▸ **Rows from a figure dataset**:
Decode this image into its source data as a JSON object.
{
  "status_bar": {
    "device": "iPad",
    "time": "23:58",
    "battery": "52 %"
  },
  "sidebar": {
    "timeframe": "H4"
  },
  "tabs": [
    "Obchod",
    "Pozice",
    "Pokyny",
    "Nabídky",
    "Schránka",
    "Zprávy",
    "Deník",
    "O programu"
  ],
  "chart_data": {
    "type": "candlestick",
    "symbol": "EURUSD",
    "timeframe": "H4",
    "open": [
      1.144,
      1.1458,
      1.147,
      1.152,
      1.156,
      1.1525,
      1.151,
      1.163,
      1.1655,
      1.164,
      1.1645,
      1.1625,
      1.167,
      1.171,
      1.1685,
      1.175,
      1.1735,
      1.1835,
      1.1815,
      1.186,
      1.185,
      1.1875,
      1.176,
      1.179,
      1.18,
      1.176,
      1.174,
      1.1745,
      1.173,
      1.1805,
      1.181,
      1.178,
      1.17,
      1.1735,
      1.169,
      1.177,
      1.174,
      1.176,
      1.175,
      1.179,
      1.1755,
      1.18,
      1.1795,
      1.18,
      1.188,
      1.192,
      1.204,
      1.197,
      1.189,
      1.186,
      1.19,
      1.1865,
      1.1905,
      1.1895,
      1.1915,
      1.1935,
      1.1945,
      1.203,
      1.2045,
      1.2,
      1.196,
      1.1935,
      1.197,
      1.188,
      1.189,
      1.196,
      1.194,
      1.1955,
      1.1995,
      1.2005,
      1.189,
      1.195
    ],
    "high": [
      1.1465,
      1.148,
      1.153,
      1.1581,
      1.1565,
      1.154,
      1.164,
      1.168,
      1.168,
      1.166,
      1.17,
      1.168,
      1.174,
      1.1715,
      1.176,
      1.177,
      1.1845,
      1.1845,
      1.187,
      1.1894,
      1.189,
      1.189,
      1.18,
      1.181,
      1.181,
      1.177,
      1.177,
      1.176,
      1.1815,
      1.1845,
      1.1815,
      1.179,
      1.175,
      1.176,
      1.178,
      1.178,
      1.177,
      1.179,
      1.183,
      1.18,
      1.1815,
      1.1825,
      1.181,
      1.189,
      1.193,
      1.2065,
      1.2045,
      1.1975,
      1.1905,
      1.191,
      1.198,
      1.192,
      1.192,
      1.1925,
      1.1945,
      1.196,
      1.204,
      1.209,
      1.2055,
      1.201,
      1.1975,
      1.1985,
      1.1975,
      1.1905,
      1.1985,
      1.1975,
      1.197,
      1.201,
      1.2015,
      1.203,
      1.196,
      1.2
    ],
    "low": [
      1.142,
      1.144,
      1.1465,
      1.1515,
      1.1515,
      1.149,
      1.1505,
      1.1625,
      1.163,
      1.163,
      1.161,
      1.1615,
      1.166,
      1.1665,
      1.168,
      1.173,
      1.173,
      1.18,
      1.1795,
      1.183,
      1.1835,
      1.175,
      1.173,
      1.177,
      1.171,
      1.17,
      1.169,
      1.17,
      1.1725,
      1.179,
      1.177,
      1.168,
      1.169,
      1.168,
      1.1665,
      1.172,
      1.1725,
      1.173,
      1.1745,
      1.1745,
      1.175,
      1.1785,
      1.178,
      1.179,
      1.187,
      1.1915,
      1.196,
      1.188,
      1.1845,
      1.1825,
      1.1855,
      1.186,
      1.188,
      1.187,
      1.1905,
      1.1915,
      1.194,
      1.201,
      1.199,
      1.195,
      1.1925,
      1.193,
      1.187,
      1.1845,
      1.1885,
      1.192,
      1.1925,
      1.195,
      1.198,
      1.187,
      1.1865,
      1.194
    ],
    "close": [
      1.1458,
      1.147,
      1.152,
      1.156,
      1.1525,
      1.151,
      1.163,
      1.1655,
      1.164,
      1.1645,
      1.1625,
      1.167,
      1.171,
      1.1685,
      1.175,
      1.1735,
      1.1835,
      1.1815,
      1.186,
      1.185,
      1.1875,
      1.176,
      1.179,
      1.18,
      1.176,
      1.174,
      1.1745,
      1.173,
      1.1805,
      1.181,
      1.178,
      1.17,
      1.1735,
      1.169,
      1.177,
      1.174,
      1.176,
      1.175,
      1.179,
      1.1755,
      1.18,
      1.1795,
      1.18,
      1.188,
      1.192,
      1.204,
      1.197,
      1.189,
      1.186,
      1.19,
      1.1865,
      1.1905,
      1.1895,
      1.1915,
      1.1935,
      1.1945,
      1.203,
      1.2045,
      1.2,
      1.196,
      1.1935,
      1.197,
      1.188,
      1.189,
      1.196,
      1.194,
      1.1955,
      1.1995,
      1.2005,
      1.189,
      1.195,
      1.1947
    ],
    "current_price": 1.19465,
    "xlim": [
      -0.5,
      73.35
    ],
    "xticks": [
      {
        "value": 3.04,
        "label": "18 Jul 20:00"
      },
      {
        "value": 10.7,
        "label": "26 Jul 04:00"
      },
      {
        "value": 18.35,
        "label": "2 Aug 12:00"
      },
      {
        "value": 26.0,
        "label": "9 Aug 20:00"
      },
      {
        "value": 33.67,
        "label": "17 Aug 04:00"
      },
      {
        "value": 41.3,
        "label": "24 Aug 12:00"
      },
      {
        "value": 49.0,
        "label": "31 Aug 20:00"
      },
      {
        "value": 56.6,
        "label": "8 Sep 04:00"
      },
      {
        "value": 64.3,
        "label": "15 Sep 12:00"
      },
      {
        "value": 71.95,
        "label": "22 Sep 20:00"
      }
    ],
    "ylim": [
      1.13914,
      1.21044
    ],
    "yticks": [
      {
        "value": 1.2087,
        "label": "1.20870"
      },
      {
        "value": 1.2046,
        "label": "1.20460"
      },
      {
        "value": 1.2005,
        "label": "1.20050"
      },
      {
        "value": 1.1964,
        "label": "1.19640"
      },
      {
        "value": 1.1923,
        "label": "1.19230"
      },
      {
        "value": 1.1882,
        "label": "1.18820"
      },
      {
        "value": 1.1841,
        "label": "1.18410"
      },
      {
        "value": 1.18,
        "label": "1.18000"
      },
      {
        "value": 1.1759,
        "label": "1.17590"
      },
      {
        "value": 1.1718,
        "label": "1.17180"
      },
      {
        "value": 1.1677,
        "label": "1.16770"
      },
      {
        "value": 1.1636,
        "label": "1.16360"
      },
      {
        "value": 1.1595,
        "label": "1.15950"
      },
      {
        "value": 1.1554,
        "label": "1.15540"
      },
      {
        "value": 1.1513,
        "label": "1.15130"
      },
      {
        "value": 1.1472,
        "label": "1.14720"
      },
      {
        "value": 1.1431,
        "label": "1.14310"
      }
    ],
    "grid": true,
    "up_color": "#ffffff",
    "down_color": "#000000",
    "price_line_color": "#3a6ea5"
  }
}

▸ **Work to be completed**:
Go through the listing and copy all of it exactly.

▸ **Output of the exercise**:
Decode this image into its source data as a JSON object.
{
  "status_bar": {
    "device": "iPad",
    "time": "23:58",
    "battery": "52 %"
  },
  "sidebar": {
    "timeframe": "H4"
  },
  "tabs": [
    "Obchod",
    "Pozice",
    "Pokyny",
    "Nabídky",
    "Schránka",
    "Zprávy",
    "Deník",
    "O programu"
  ],
  "chart_data": {
    "type": "candlestick",
    "symbol": "EURUSD",
    "timeframe": "H4",
    "open": [
      1.144,
      1.1458,
      1.147,
      1.152,
      1.156,
      1.1525,
      1.151,
      1.163,
      1.1655,
      1.164,
      1.1645,
      1.1625,
      1.167,
      1.171,
      1.1685,
      1.175,
      1.1735,
      1.1835,
      1.1815,
      1.186,
      1.185,
      1.1875,
      1.176,
      1.179,
      1.18,
      1.176,
      1.174,
      1.1745,
      1.173,
      1.1805,
      1.181,
      1.178,
      1.17,
      1.1735,
      1.169,
      1.177,
      1.174,
      1.176,
      1.175,
      1.179,
      1.1755,
      1.18,
      1.1795,
      1.18,
      1.188,
      1.192,
      1.204,
      1.197,
      1.189,
      1.186,
      1.19,
      1.1865,
      1.1905,
      1.1895,
      1.1915,
      1.1935,
      1.1945,
      1.203,
      1.2045,
      1.2,
      1.196,
      1.1935,
      1.197,
      1.188,
      1.189,
      1.196,
      1.194,
      1.1955,
      1.1995,
      1.2005,
      1.189,
      1.195
    ],
    "high": [
      1.1465,
      1.148,
      1.153,
      1.1581,
      1.1565,
      1.154,
      1.164,
      1.168,
      1.168,
      1.166,
      1.17,
      1.168,
      1.174,
      1.1715,
      1.176,
      1.177,
      1.1845,
      1.1845,
      1.187,
      1.1894,
      1.189,
      1.189,
      1.18,
      1.181,
      1.181,
      1.177,
      1.177,
      1.176,
      1.1815,
      1.1845,
      1.1815,
      1.179,
      1.175,
      1.176,
      1.178,
      1.178,
      1.177,
      1.179,
      1.183,
      1.18,
      1.1815,
      1.1825,
      1.181,
      1.189,
      1.193,
      1.2065,
      1.2045,
      1.1975,
      1.1905,
      1.191,
      1.198,
      1.192,
      1.192,
      1.1925,
      1.1945,
      1.196,
      1.204,
      1.209,
      1.2055,
      1.201,
      1.1975,
      1.1985,
      1.1975,
      1.1905,
      1.1985,
      1.1975,
      1.197,
      1.201,
      1.2015,
      1.203,
      1.196,
      1.2
    ],
    "low": [
      1.142,
      1.144,
      1.1465,
      1.1515,
      1.1515,
      1.149,
      1.1505,
      1.1625,
      1.163,
      1.163,
      1.161,
      1.1615,
      1.166,
      1.1665,
      1.168,
      1.173,
      1.173,
      1.18,
      1.1795,
      1.183,
      1.1835,
      1.175,
      1.173,
      1.177,
      1.171,
      1.17,
      1.169,
      1.17,
      1.1725,
      1.179,
      1.177,
      1.168,
      1.169,
      1.168,
      1.1665,
      1.172,
      1.1725,
      1.173,
      1.1745,
      1.1745,
      1.175,
      1.1785,
      1.178,
      1.179,
      1.187,
      1.1915,
      1.196,
      1.188,
      1.1845,
      1.1825,
      1.1855,
      1.186,
      1.188,
      1.187,
      1.1905,
      1.1915,
      1.194,
      1.201,
      1.199,
      1.195,
      1.1925,
      1.193,
      1.187,
      1.1845,
      1.1885,
      1.192,
      1.1925,
      1.195,
      1.198,
      1.187,
      1.1865,
      1.194
    ],
    "close": [
      1.1458,
      1.147,
      1.152,
      1.156,
      1.1525,
      1.151,
      1.163,
      1.1655,
      1.164,
      1.1645,
      1.1625,
      1.167,
      1.171,
      1.1685,
      1.175,
      1.1735,
      1.1835,
      1.1815,
      1.186,
      1.185,
      1.1875,
      1.176,
      1.179,
      1.18,
      1.176,
      1.174,
      1.1745,
      1.173,
      1.1805,
      1.181,
      1.178,
      1.17,
      1.1735,
      1.169,
      1.177,
      1.174,
      1.176,
      1.175,
      1.179,
      1.1755,
      1.18,
      1.1795,
      1.18,
      1.188,
      1.192,
      1.204,
      1.197,
      1.189,
      1.186,
      1.19,
      1.1865,
      1.1905,
      1.1895,
      1.1915,
      1.1935,
      1.1945,
      1.203,
      1.2045,
      1.2,
      1.196,
      1.1935,
      1.197,
      1.188,
      1.189,
      1.196,
      1.194,
      1.1955,
      1.1995,
      1.2005,
      1.189,
      1.195,
      1.1947
    ],
    "current_price": 1.19465,
    "xlim": [
      -0.5,
      73.35
    ],
    "xticks": [
      {
        "value": 3.04,
        "label": "18 Jul 20:00"
      },
      {
        "value": 10.7,
        "label": "26 Jul 04:00"
      },
      {
        "value": 18.35,
        "label": "2 Aug 12:00"
      },
      {
        "value": 26.0,
        "label": "9 Aug 20:00"
      },
      {
        "value": 33.67,
        "label": "17 Aug 04:00"
      },
      {
        "value": 41.3,
        "label": "24 Aug 12:00"
      },
      {
        "value": 49.0,
        "label": "31 Aug 20:00"
      },
      {
        "value": 56.6,
        "label": "8 Sep 04:00"
      },
      {
        "value": 64.3,
        "label": "15 Sep 12:00"
      },
      {
        "value": 71.95,
        "label": "22 Sep 20:00"
      }
    ],
    "ylim": [
      1.13914,
      1.21044
    ],
    "yticks": [
      {
        "value": 1.2087,
        "label": "1.20870"
      },
      {
        "value": 1.2046,
        "label": "1.20460"
      },
      {
        "value": 1.2005,
        "label": "1.20050"
      },
      {
        "value": 1.1964,
        "label": "1.19640"
      },
      {
        "value": 1.1923,
        "label": "1.19230"
      },
      {
        "value": 1.1882,
        "label": "1.18820"
      },
      {
        "value": 1.1841,
        "label": "1.18410"
      },
      {
        "value": 1.18,
        "label": "1.18000"
      },
      {
        "value": 1.1759,
        "label": "1.17590"
      },
      {
        "value": 1.1718,
        "label": "1.17180"
      },
      {
        "value": 1.1677,
        "label": "1.16770"
      },
      {
        "value": 1.1636,
        "label": "1.16360"
      },
      {
        "value": 1.1595,
        "label": "1.15950"
      },
      {
        "value": 1.1554,
        "label": "1.15540"
      },
      {
        "value": 1.1513,
        "label": "1.15130"
      },
      {
        "value": 1.1472,
        "label": "1.14720"
      },
      {
        "value": 1.1431,
        "label": "1.14310"
      }
    ],
    "grid": true,
    "up_color": "#ffffff",
    "down_color": "#000000",
    "price_line_color": "#3a6ea5"
  }
}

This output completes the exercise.